--- Start of DATA PROVIDED ---
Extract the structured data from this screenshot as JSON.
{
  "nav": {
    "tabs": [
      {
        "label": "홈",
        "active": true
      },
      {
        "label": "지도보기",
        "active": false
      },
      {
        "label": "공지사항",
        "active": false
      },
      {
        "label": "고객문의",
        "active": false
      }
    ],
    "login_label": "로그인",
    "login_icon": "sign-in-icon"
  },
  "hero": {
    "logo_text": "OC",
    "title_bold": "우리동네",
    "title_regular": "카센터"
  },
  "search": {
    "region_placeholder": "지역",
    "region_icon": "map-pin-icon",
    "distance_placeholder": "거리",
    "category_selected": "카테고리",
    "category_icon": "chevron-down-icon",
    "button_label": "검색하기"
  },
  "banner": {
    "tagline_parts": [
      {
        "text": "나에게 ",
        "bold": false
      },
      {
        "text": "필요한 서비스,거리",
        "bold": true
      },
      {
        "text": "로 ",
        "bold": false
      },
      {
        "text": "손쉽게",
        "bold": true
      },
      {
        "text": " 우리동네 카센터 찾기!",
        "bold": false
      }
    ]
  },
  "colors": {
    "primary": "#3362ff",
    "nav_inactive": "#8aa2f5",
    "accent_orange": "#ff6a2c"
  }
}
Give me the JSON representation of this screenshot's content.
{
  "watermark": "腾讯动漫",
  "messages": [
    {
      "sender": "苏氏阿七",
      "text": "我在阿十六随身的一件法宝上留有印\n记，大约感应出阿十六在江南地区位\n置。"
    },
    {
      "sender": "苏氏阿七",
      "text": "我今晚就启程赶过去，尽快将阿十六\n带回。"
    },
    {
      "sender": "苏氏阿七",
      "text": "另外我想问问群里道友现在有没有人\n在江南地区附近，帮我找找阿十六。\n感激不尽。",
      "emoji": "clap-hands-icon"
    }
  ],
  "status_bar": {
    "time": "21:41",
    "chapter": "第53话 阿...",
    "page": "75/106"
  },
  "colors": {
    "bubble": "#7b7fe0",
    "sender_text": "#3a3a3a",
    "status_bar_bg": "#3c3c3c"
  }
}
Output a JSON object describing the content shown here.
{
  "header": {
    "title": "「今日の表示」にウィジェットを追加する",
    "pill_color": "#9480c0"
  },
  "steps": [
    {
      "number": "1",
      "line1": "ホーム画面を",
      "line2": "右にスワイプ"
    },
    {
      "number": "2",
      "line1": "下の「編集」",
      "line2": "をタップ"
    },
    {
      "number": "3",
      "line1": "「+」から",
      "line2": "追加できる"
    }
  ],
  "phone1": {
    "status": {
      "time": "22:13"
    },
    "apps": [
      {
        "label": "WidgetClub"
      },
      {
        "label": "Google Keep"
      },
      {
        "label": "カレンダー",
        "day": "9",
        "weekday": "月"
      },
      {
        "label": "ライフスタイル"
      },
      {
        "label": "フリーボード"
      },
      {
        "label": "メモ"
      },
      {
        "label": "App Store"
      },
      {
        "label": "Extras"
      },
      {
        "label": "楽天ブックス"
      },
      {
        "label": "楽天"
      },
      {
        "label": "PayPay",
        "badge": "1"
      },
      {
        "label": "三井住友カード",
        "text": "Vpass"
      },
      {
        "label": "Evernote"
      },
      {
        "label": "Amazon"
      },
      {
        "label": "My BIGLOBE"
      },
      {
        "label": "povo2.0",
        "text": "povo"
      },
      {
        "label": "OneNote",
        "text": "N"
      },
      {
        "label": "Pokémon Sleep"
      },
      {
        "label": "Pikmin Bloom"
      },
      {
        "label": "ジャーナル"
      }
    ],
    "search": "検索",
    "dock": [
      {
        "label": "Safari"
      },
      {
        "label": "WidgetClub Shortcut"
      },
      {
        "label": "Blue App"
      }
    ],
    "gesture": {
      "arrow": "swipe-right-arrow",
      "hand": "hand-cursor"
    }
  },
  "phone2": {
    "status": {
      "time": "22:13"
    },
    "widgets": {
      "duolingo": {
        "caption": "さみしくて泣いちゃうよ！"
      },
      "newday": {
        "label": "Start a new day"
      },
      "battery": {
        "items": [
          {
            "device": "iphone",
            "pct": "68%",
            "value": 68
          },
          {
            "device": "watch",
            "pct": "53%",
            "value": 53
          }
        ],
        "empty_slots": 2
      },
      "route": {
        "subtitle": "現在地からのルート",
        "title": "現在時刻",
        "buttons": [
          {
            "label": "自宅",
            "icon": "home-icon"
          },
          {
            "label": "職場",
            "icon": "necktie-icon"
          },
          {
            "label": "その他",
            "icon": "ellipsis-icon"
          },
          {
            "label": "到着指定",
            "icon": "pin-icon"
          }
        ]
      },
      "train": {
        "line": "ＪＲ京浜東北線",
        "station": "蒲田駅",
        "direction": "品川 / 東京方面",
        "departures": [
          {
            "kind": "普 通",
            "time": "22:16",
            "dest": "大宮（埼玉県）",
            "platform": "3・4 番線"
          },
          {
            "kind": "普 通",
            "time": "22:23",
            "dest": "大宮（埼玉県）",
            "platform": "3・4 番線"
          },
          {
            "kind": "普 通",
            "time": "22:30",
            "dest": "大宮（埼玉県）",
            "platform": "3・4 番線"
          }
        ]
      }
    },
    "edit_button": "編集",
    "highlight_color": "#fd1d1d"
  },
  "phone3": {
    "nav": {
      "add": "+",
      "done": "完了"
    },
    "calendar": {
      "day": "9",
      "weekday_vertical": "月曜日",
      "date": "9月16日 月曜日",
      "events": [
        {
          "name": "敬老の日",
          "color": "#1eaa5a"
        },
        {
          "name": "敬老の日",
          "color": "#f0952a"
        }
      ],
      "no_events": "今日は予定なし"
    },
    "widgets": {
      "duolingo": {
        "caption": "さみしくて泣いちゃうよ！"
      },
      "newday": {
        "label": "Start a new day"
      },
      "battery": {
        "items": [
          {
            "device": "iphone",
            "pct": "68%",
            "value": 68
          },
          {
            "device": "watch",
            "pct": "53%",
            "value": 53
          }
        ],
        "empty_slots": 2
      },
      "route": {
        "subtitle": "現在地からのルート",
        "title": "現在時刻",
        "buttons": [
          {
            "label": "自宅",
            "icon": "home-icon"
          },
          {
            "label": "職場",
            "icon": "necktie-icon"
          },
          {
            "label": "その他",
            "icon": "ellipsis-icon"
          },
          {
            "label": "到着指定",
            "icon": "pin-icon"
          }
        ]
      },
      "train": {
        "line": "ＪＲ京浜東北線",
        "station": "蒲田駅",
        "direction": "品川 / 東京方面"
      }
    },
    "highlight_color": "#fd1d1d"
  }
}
--- End of DATA PROVIDED ---
PROMPT: Copy each line of the listing in which the word "direction" can be found.

FINISHED TASK:
        "direction": "品川 / 東京方面",
        "direction": "品川 / 東京方面"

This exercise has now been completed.